Return each line holding the string "Page".

[Extracted data entries]
*-*-*

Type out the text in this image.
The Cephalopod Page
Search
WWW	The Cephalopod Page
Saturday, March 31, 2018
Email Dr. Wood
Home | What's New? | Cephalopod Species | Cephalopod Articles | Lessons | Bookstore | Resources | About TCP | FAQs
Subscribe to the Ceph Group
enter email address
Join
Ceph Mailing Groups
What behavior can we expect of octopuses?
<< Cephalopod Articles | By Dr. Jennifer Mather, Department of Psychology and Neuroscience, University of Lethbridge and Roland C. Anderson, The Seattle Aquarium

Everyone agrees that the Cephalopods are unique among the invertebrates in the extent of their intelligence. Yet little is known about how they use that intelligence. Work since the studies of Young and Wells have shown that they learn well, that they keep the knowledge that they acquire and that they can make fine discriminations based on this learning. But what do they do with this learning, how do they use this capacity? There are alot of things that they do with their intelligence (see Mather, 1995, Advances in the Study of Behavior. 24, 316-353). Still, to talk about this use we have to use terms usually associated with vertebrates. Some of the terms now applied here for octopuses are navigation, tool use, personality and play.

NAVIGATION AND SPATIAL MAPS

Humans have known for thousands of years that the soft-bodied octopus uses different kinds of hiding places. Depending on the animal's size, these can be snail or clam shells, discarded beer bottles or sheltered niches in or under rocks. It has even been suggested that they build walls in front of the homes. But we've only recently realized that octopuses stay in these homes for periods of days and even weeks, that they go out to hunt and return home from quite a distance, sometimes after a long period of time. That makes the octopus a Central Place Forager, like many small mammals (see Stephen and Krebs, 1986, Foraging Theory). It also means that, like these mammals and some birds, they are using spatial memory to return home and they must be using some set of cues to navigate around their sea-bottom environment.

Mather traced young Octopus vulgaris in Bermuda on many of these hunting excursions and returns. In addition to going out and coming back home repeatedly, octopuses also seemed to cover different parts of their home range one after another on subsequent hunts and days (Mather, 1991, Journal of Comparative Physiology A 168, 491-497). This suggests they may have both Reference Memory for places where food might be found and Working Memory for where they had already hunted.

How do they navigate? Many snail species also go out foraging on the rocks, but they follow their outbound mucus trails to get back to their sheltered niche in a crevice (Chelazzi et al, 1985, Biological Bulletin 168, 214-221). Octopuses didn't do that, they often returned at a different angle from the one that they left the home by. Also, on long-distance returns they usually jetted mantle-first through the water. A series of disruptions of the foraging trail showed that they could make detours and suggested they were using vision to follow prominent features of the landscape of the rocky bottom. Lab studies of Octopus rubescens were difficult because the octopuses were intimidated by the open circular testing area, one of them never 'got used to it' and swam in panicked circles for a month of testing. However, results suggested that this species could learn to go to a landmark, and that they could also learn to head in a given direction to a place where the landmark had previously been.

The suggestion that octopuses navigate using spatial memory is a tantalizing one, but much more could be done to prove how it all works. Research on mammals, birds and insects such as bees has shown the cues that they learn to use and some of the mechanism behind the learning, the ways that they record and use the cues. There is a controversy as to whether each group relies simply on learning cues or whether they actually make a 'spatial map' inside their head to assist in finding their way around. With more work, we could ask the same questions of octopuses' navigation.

*-*-*

**Task result**:
The Cephalopod Page
WWW	The Cephalopod Page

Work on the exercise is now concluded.